GOAL: Tally the lines containing the word "describing" and give the total alone.

INFORMATION GIVEN:
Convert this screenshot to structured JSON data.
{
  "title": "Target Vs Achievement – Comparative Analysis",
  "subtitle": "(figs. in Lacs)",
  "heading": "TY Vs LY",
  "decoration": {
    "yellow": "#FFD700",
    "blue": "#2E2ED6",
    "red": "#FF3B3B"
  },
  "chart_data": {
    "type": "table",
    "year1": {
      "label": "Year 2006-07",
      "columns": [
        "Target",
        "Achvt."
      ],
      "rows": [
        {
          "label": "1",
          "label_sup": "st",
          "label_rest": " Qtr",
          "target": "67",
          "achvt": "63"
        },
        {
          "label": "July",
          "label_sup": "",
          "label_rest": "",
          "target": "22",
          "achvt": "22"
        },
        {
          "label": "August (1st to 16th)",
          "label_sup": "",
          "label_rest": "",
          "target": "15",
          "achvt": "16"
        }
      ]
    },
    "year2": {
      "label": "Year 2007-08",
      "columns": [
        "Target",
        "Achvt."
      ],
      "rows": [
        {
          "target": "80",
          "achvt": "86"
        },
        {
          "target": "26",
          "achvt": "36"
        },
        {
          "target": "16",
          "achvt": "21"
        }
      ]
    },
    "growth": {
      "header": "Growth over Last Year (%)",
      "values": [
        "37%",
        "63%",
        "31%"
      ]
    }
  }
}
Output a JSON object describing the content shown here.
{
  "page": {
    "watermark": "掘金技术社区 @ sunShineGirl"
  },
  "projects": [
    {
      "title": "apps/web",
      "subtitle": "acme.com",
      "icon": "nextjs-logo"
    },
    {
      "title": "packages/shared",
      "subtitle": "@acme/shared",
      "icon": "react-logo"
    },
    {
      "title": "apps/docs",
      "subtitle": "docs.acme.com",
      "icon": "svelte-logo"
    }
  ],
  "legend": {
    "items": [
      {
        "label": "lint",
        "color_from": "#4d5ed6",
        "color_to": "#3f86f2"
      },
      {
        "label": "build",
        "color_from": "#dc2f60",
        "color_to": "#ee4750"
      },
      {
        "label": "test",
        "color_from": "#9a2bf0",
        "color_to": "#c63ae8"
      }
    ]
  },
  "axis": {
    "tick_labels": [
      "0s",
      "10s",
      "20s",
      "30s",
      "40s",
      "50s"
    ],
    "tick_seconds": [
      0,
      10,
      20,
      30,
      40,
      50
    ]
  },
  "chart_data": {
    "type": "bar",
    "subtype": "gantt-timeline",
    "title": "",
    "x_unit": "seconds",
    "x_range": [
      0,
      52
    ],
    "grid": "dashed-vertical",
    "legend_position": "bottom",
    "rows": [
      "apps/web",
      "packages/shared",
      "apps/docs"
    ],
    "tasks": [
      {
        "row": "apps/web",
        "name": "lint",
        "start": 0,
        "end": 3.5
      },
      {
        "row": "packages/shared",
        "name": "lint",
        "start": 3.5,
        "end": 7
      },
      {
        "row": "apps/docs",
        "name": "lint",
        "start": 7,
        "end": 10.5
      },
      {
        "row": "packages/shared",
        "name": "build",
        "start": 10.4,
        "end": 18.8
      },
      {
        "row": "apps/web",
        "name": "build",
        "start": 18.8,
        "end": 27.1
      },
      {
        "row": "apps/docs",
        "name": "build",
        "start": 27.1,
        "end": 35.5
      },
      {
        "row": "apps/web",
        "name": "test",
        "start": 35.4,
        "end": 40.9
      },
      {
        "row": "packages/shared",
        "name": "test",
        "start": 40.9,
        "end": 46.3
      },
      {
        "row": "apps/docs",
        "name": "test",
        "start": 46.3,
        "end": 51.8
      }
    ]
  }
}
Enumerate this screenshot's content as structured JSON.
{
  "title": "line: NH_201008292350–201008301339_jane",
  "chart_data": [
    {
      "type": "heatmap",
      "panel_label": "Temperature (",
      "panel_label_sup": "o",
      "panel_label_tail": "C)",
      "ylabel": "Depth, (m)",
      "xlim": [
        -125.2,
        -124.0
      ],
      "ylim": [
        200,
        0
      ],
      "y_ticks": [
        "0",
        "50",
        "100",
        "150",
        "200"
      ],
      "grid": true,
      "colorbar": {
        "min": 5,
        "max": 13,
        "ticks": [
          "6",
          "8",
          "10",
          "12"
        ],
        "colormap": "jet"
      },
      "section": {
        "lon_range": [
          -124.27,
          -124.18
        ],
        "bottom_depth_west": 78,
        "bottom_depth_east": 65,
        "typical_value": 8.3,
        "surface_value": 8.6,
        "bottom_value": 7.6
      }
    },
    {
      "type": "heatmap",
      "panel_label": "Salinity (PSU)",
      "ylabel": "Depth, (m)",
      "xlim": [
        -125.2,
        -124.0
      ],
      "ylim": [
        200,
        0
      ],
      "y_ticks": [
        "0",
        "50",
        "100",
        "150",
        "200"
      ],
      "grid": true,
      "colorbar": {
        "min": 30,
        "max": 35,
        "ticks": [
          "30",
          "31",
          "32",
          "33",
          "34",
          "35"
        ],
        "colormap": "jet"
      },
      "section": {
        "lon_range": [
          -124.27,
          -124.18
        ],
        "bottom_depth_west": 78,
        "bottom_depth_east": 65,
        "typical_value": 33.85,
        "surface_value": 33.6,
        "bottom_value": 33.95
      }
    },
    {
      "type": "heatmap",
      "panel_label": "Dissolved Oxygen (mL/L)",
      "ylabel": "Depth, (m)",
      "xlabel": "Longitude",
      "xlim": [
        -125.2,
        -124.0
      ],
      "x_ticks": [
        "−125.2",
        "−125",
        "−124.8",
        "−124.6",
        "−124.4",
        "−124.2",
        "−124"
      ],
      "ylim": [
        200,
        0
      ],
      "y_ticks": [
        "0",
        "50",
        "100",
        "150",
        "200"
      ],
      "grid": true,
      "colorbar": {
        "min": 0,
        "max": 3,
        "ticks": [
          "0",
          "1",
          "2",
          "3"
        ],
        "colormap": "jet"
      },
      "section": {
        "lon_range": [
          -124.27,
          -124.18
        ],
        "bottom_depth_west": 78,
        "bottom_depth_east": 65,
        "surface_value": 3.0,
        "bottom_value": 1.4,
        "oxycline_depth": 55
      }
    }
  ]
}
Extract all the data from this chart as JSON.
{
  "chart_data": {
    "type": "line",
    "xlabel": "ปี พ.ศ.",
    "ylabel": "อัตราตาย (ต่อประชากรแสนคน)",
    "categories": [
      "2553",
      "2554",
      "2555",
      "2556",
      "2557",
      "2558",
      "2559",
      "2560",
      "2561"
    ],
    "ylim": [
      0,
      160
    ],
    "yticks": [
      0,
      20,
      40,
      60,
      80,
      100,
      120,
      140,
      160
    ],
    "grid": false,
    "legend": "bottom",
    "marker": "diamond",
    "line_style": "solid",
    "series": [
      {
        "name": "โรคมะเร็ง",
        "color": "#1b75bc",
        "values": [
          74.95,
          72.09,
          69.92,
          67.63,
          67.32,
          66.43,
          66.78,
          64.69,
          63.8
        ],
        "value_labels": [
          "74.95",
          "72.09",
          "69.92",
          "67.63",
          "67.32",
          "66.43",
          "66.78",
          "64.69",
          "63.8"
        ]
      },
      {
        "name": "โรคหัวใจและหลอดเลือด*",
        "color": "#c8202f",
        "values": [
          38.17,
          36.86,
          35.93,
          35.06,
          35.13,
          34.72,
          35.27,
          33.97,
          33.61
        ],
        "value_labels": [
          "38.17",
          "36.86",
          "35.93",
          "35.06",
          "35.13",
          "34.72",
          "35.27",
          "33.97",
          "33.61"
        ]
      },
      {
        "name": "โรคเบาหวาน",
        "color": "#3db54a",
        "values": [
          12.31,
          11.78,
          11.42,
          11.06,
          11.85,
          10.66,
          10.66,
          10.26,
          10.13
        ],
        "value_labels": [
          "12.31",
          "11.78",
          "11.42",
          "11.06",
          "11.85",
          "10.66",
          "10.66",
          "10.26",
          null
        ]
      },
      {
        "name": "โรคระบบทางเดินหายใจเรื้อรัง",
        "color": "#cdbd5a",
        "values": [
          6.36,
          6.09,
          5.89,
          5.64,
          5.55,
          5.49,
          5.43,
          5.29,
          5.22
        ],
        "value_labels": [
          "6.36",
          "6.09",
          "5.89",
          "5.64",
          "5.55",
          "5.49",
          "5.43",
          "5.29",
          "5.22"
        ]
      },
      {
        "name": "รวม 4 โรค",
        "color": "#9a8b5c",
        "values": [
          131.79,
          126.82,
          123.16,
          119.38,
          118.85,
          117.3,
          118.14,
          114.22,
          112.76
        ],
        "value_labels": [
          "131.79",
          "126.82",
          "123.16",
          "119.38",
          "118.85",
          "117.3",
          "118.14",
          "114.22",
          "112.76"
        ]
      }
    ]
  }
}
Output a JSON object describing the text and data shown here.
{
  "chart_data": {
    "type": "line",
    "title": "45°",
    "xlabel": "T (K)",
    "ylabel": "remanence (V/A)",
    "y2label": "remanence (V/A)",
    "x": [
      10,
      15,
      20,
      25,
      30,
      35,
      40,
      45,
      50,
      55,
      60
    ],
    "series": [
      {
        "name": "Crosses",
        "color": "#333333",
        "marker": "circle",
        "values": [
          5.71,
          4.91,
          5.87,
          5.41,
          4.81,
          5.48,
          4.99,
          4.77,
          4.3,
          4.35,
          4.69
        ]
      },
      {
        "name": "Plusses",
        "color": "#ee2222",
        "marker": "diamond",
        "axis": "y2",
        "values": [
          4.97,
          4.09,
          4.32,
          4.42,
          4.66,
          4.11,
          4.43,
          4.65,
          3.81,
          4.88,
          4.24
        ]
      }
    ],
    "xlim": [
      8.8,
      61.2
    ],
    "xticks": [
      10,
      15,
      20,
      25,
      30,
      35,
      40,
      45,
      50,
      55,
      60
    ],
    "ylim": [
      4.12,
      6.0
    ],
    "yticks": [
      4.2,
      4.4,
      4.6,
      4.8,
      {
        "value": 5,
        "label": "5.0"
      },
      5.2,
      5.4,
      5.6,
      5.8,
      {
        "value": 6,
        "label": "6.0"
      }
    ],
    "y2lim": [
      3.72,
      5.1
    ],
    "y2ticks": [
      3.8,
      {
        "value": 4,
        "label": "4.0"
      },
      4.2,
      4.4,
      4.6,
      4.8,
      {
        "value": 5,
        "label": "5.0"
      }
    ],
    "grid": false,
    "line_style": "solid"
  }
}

WRITTEN SOLUTION: 2